Task: Pick out each line containing the string "JSON" and copy it.

Structured figure records
==========

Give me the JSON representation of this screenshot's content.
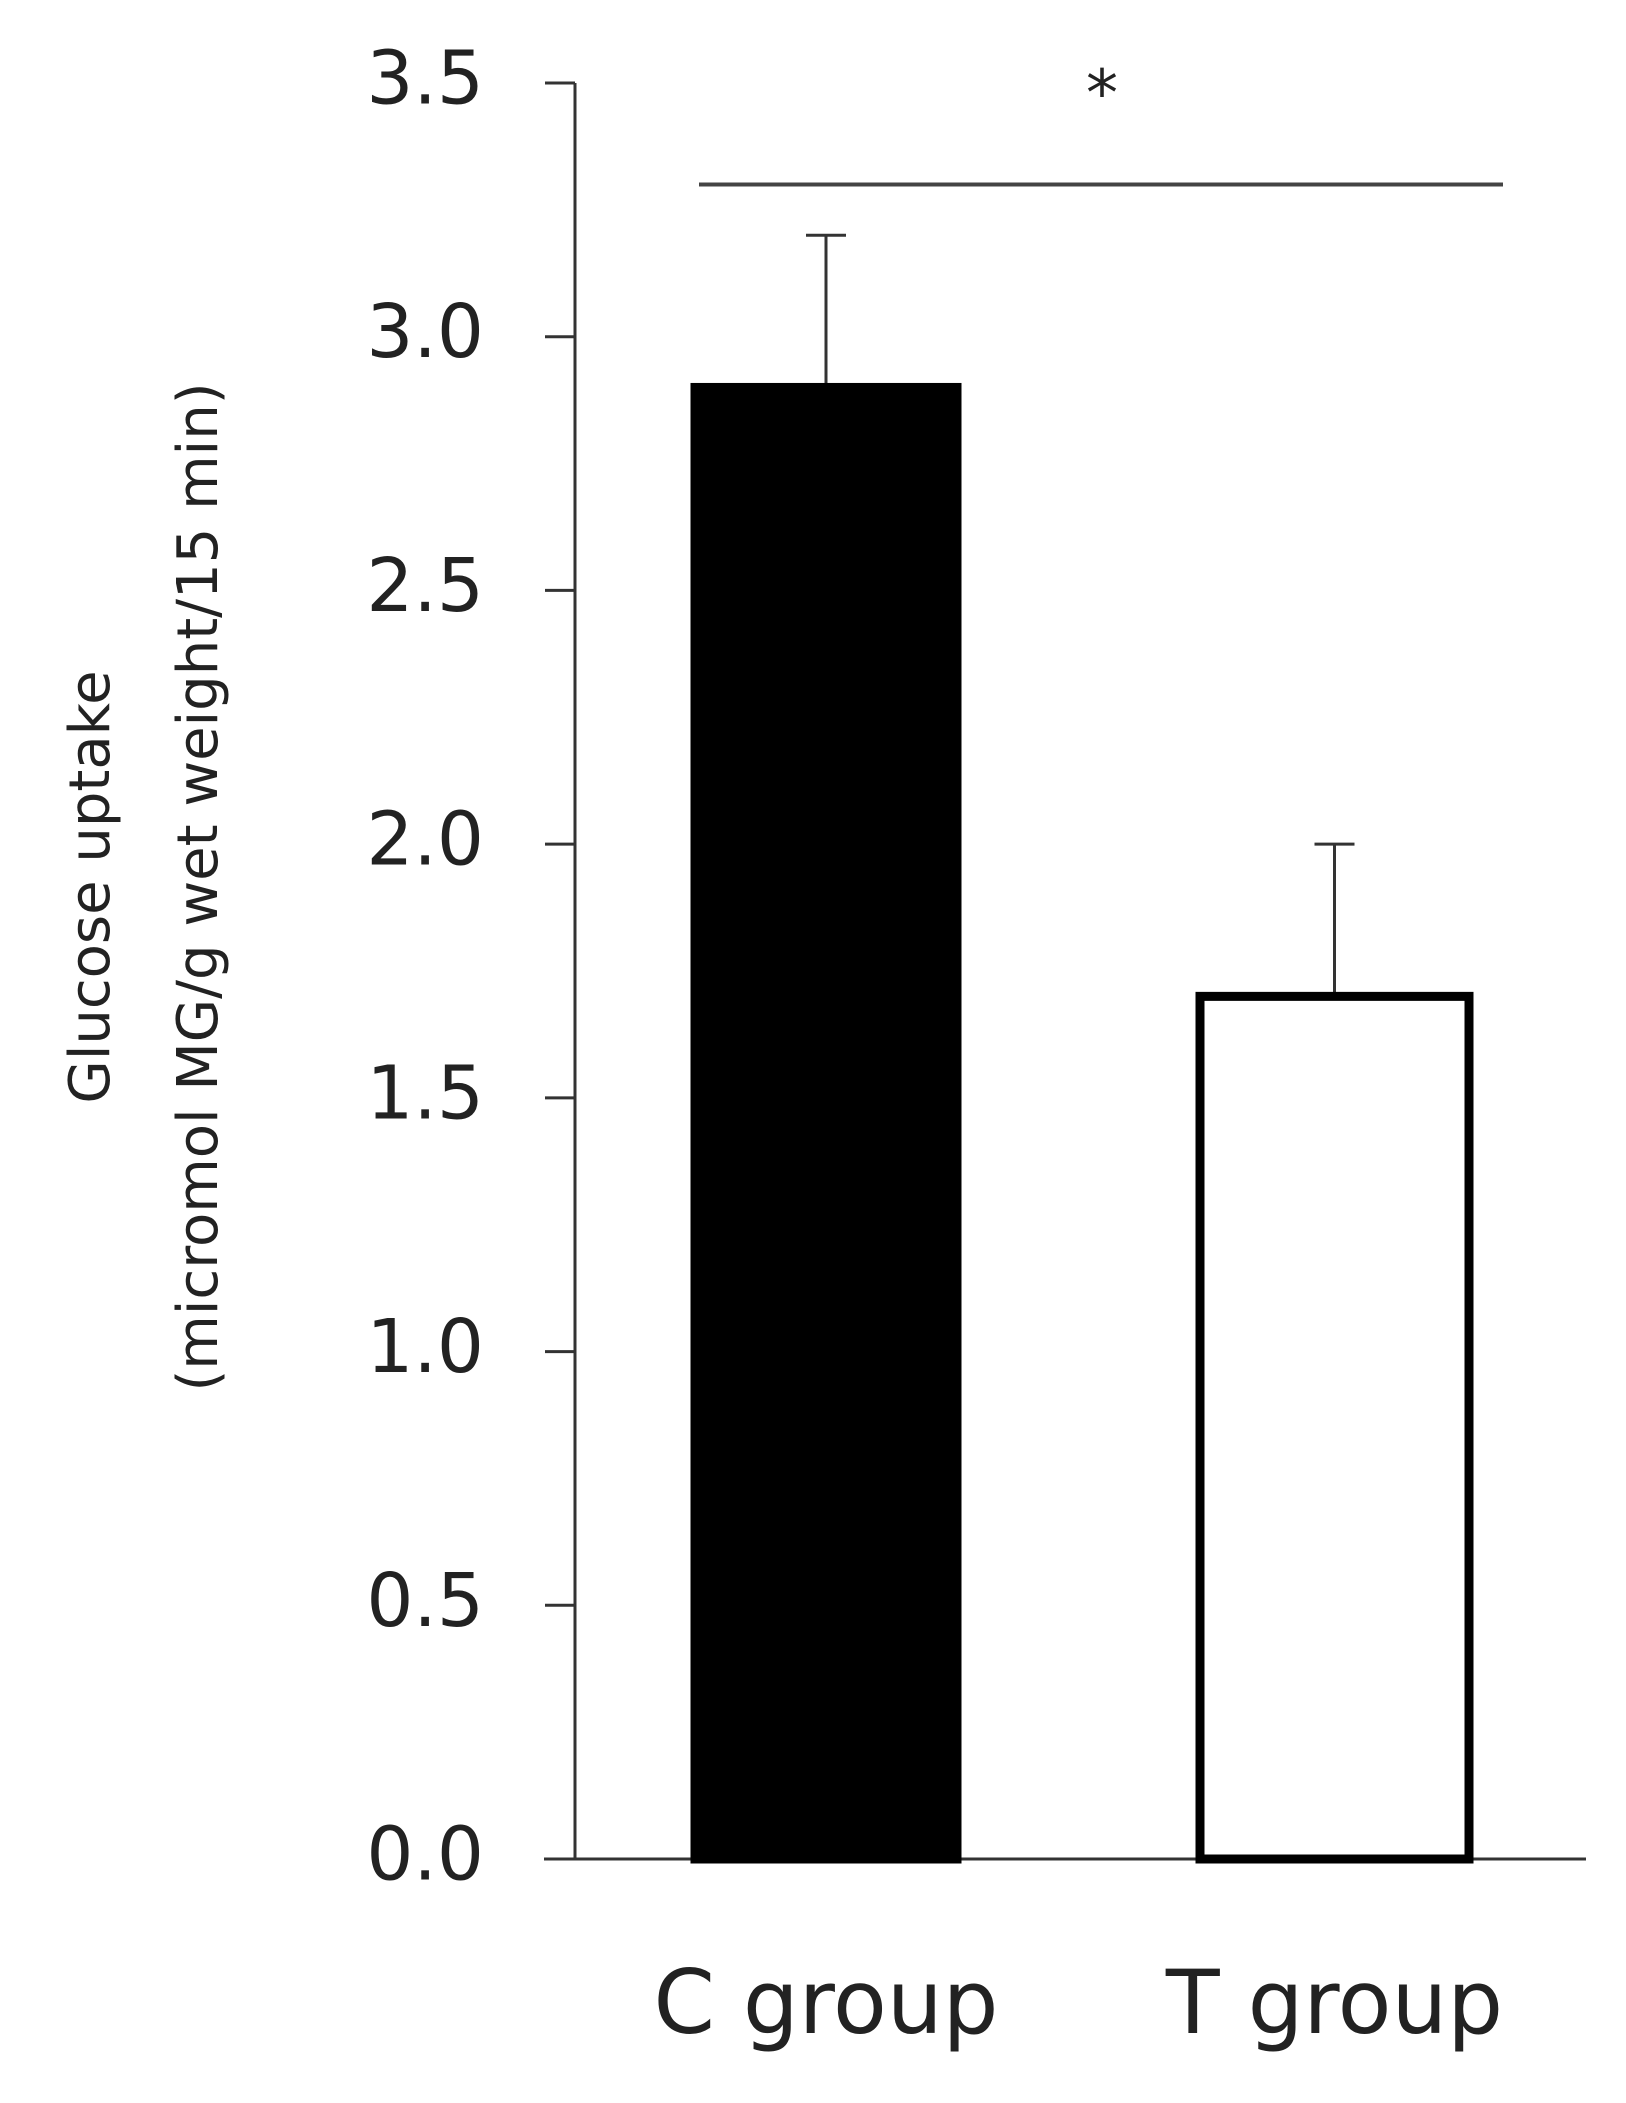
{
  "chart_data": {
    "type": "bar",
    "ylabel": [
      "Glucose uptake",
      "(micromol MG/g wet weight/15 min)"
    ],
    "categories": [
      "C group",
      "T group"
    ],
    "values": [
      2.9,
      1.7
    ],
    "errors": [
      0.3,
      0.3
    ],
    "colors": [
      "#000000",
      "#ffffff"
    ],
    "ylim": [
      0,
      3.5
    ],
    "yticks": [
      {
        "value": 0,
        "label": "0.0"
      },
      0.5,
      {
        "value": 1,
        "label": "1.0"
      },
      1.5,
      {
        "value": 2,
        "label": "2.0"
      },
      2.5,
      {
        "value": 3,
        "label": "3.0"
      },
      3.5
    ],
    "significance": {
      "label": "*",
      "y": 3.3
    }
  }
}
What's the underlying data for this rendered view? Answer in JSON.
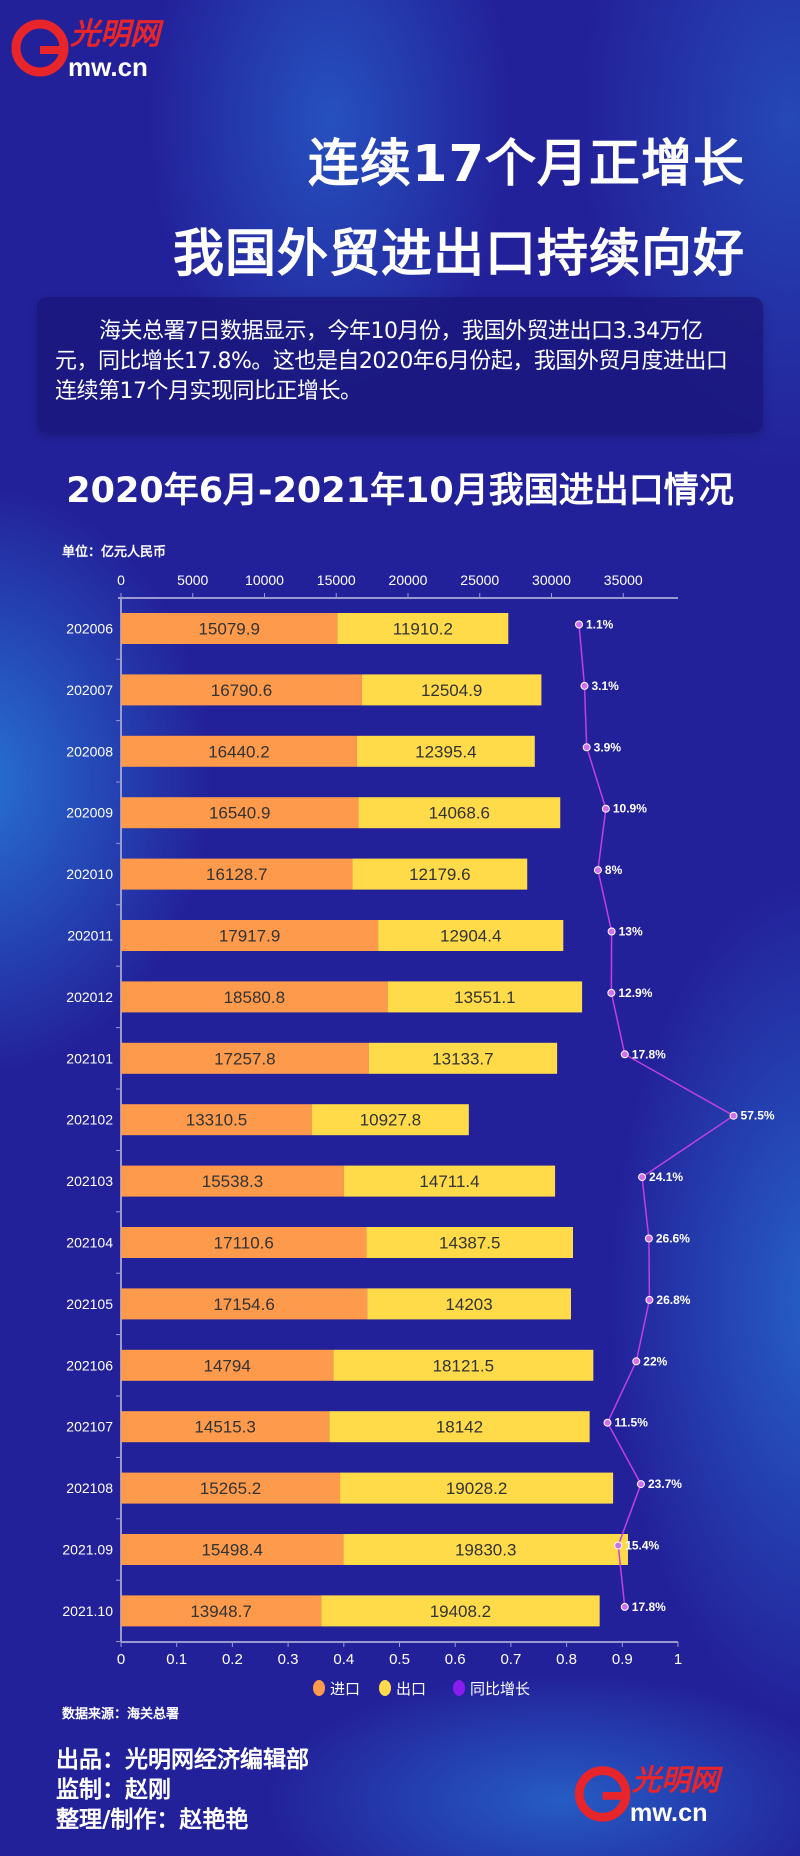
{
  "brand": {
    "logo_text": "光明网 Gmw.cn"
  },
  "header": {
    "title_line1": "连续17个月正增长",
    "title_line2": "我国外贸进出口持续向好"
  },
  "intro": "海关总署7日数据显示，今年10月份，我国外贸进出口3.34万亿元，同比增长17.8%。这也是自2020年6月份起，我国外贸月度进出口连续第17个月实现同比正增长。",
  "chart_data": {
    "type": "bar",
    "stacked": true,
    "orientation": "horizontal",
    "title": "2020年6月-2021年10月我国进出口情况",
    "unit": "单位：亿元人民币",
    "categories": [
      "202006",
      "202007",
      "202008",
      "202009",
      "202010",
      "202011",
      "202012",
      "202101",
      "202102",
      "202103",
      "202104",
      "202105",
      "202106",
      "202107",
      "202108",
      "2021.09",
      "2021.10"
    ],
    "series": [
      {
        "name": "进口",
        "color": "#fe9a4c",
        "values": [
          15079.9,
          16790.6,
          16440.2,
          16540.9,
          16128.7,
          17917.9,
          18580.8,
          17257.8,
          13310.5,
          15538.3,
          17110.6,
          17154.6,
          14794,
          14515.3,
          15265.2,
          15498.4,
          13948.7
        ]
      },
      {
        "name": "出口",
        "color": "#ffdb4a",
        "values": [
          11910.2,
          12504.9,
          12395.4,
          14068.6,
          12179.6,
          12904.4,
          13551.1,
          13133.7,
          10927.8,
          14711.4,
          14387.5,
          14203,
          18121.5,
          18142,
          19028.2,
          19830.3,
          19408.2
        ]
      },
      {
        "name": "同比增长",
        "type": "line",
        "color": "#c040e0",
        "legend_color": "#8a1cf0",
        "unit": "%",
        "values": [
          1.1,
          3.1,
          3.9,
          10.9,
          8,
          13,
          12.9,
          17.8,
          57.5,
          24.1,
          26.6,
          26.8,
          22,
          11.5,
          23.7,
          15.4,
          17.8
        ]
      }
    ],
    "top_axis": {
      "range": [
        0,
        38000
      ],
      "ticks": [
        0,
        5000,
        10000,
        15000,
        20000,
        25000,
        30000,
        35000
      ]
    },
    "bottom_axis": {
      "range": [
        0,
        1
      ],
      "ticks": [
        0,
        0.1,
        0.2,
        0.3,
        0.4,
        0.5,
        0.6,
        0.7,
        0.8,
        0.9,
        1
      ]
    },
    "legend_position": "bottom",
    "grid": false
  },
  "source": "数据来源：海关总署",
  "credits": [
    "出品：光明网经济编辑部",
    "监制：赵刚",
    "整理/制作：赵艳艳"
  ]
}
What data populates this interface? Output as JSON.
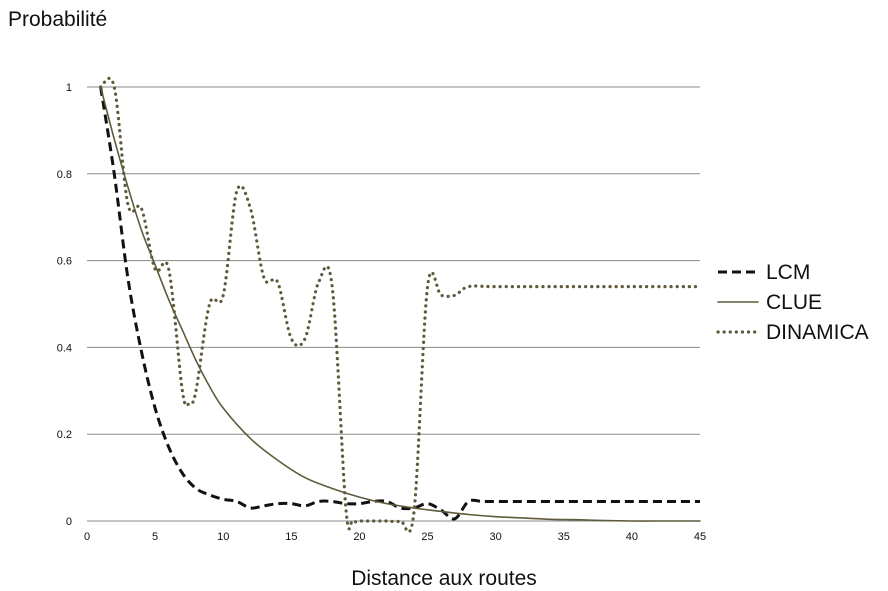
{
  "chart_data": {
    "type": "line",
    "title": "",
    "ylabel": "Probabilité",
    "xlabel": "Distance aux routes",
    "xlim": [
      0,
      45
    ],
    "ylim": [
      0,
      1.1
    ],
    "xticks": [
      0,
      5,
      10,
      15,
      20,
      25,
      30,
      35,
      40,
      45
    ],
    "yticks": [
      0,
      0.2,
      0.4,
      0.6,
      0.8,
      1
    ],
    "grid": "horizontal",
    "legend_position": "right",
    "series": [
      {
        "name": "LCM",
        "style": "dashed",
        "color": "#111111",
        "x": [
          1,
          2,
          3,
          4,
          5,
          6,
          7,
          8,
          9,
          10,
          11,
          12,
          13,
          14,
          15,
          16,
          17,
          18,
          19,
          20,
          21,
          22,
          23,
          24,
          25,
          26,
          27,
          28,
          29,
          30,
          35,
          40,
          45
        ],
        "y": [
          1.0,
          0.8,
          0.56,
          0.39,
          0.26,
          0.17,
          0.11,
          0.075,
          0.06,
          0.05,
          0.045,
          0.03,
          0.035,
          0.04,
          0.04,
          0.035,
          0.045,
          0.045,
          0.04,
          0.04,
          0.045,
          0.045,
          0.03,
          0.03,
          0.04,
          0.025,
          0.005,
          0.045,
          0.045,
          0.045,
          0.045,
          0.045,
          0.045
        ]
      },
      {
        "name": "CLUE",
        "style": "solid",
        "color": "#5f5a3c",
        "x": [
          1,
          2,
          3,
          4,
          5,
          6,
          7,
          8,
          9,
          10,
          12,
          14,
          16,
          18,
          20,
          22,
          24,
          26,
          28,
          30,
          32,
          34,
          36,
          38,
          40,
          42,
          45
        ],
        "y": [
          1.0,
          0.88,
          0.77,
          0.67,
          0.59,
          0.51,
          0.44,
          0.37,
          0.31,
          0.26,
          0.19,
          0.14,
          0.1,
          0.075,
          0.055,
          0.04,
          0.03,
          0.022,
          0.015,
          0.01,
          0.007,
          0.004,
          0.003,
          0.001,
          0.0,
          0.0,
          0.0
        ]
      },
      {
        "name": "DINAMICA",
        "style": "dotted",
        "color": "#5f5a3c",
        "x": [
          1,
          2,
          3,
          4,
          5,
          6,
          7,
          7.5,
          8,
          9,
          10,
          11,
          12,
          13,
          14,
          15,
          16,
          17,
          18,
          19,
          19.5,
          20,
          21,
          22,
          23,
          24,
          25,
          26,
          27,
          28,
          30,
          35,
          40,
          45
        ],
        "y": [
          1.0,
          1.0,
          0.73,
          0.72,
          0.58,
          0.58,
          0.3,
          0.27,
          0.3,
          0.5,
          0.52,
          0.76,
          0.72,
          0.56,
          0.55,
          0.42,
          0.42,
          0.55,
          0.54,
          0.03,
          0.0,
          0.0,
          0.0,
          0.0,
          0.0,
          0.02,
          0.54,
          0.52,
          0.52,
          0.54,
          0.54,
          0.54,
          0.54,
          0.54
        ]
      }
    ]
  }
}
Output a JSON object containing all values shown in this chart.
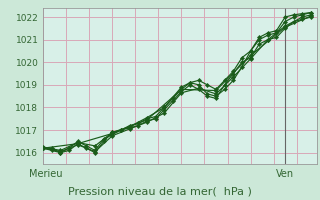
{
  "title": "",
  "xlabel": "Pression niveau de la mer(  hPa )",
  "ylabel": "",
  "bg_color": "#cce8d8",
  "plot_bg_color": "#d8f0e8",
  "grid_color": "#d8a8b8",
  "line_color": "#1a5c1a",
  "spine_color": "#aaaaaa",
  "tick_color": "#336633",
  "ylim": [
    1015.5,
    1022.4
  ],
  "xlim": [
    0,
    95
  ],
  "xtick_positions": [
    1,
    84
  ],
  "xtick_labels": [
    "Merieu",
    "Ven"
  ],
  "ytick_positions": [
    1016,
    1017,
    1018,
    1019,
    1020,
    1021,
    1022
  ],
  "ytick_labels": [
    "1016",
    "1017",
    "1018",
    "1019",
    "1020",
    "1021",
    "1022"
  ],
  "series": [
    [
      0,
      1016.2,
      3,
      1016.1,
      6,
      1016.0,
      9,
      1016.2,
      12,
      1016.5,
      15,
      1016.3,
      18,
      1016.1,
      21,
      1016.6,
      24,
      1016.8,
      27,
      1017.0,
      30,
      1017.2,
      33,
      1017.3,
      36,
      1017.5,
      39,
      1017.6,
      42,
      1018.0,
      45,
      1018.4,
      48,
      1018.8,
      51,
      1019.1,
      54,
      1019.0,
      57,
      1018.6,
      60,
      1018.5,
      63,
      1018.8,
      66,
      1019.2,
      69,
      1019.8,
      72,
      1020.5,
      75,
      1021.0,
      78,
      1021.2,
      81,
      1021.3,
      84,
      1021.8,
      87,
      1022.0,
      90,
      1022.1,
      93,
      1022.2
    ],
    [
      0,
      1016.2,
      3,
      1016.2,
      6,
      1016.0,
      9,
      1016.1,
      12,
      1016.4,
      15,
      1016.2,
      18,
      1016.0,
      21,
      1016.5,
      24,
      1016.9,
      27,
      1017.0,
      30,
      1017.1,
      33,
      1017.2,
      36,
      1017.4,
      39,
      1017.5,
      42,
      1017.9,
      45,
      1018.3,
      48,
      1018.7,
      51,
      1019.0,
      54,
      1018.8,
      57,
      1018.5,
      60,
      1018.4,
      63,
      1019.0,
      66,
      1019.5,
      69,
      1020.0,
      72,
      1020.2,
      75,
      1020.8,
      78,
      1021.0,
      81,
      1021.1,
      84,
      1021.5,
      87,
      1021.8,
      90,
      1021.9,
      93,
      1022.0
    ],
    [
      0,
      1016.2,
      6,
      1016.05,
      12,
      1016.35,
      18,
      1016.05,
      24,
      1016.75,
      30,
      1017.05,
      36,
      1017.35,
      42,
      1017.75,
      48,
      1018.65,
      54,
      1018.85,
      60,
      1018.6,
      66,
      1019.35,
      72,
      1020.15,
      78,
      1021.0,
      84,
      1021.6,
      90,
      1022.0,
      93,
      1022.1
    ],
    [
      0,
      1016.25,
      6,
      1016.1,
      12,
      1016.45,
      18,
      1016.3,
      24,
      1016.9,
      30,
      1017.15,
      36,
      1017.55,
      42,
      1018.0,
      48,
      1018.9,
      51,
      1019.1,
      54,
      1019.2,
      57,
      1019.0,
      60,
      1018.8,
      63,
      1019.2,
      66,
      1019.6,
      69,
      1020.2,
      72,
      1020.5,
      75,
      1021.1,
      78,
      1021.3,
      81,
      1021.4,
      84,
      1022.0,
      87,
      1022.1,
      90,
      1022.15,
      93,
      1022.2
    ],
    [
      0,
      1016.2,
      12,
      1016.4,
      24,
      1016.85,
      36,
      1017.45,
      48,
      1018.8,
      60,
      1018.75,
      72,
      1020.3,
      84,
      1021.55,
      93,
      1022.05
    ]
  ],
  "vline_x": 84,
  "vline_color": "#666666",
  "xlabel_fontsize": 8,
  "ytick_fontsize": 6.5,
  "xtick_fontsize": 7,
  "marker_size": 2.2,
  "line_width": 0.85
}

==========

Solution:
Give me the JSON representation of this screenshot's content.
What's the underlying data for this rendered view? Answer in JSON.
What data populates this interface? Output as JSON.
Output a JSON object containing all values shown in this chart.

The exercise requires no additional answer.